Raw records:
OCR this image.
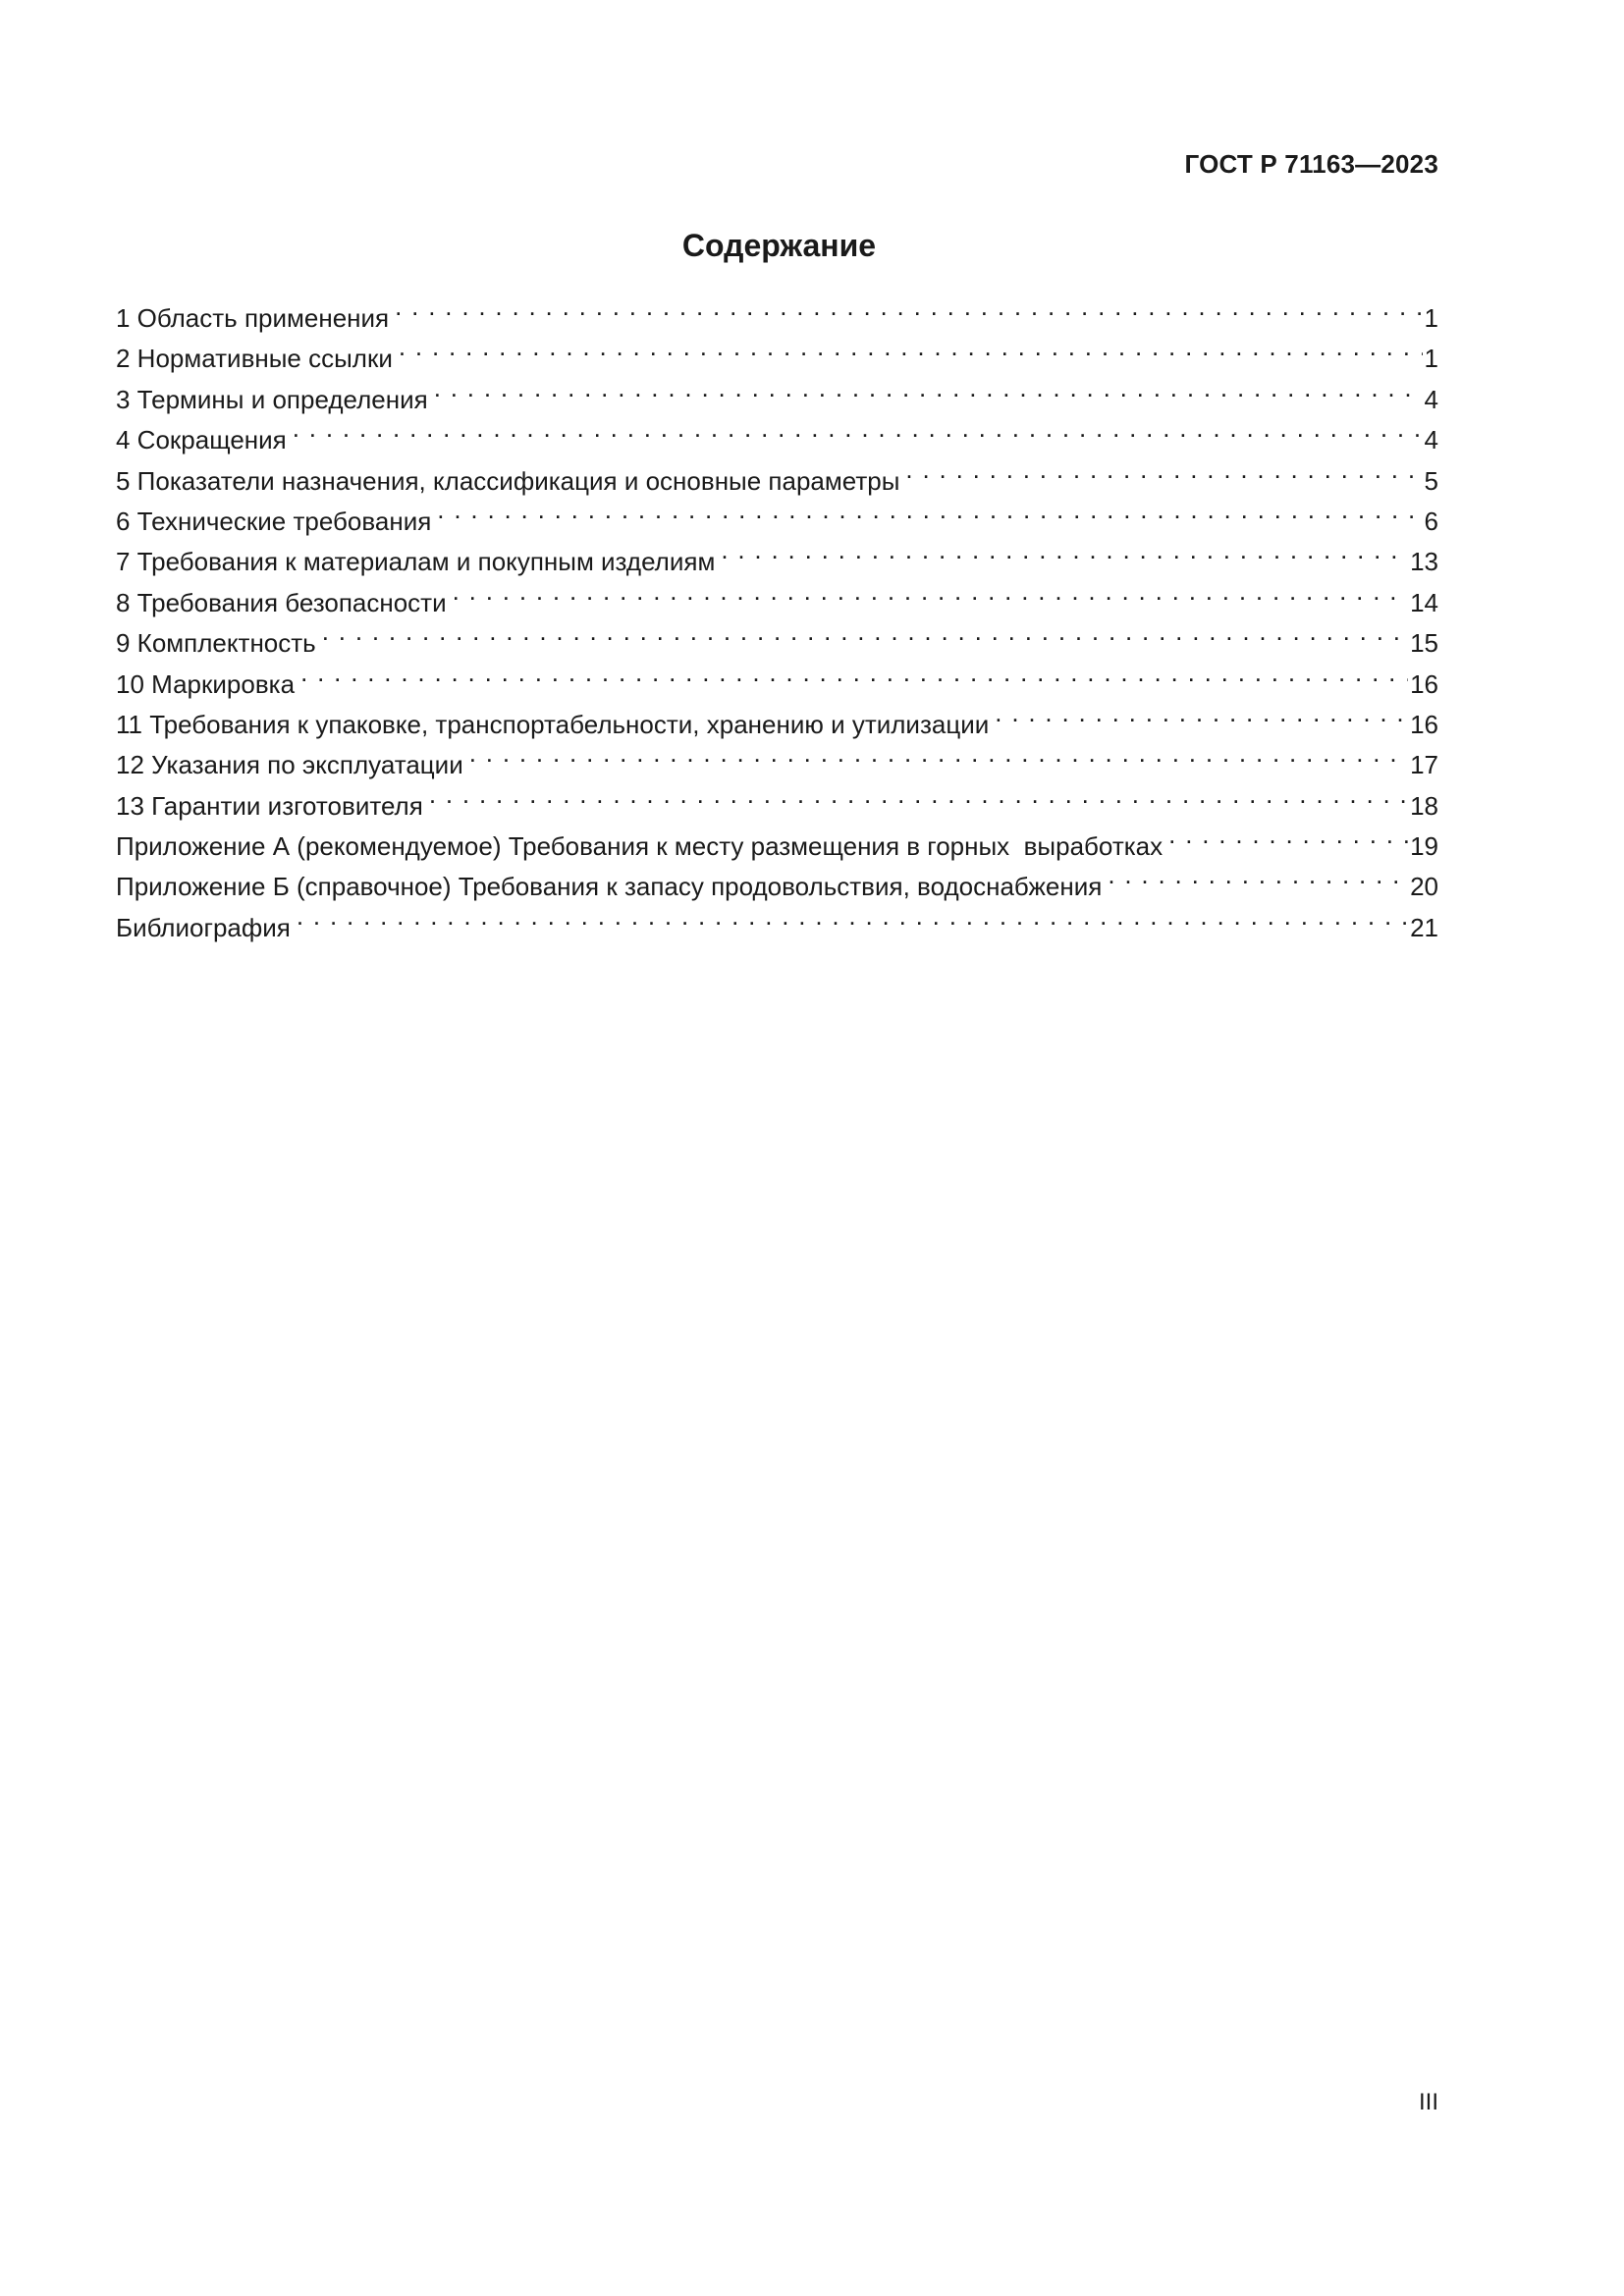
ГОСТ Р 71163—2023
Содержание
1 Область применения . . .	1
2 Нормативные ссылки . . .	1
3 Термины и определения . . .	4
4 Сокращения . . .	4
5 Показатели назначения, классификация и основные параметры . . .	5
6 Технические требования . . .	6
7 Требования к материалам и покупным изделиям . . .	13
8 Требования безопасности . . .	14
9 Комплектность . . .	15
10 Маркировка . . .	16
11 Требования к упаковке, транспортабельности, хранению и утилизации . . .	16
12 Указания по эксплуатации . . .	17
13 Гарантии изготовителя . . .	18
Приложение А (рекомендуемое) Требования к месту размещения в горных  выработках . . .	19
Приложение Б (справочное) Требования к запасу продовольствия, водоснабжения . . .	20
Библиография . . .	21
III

(WHAT IS NEEDED) Verbatim reproduction of every record is required; images are left out.

(FULL RESPONSE)
OCR this image.
ГОСТ Р 71163—2023
Содержание
1 Область применения . . .	1
2 Нормативные ссылки . . .	1
3 Термины и определения . . .	4
4 Сокращения . . .	4
5 Показатели назначения, классификация и основные параметры . . .	5
6 Технические требования . . .	6
7 Требования к материалам и покупным изделиям . . .	13
8 Требования безопасности . . .	14
9 Комплектность . . .	15
10 Маркировка . . .	16
11 Требования к упаковке, транспортабельности, хранению и утилизации . . .	16
12 Указания по эксплуатации . . .	17
13 Гарантии изготовителя . . .	18
Приложение А (рекомендуемое) Требования к месту размещения в горных  выработках . . .	19
Приложение Б (справочное) Требования к запасу продовольствия, водоснабжения . . .	20
Библиография . . .	21
III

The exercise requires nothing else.